■ **Exercise task**
Extract every line of the material that holds the string "Checks".

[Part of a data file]
= = = = =
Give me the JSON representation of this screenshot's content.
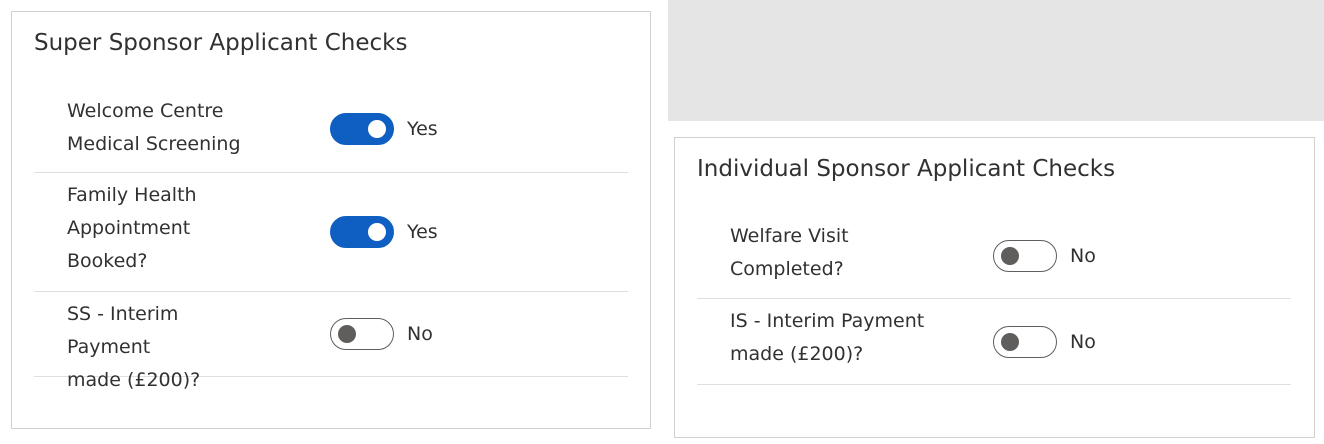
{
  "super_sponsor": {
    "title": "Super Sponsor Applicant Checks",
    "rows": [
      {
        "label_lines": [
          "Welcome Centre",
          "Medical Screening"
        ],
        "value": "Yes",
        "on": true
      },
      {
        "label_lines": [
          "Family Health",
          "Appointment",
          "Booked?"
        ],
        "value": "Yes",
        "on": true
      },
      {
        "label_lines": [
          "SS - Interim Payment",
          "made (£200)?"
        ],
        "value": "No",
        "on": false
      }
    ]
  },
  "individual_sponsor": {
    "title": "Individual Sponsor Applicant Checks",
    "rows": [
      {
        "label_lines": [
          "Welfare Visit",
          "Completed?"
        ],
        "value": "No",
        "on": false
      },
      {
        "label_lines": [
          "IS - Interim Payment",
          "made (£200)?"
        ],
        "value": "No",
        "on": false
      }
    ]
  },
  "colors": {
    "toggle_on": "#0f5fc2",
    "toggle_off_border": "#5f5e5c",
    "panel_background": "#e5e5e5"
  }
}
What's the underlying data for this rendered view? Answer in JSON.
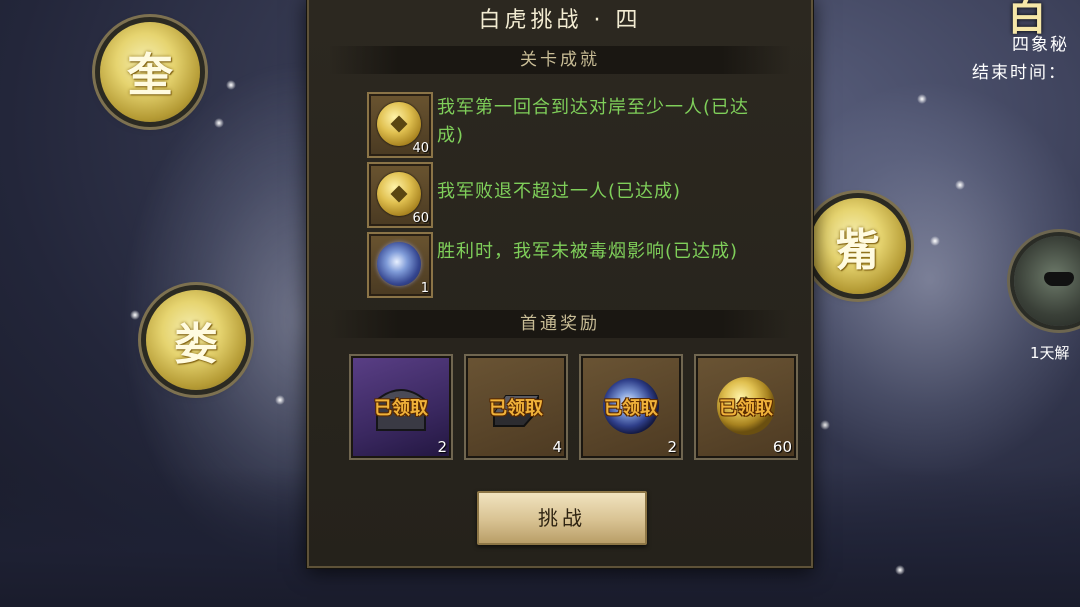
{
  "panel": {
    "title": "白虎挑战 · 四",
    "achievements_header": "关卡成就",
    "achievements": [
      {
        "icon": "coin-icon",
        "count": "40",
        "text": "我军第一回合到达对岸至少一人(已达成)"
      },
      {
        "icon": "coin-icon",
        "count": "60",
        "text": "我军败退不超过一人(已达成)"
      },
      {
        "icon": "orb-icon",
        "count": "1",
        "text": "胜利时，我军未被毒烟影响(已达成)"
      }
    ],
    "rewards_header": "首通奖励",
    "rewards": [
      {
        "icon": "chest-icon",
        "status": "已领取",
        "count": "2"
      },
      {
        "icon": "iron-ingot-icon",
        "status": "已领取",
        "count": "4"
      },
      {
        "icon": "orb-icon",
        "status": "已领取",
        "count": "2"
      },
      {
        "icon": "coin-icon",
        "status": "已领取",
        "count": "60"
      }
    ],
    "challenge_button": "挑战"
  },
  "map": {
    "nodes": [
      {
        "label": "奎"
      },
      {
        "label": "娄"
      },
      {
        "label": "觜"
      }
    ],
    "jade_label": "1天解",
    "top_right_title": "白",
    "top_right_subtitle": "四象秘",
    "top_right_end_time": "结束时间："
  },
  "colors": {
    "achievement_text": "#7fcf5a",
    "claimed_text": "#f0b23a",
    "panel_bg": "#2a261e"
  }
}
= = = = =
■ **Complete response**
    "title": "Super Sponsor Applicant Checks",
    "title": "Individual Sponsor Applicant Checks",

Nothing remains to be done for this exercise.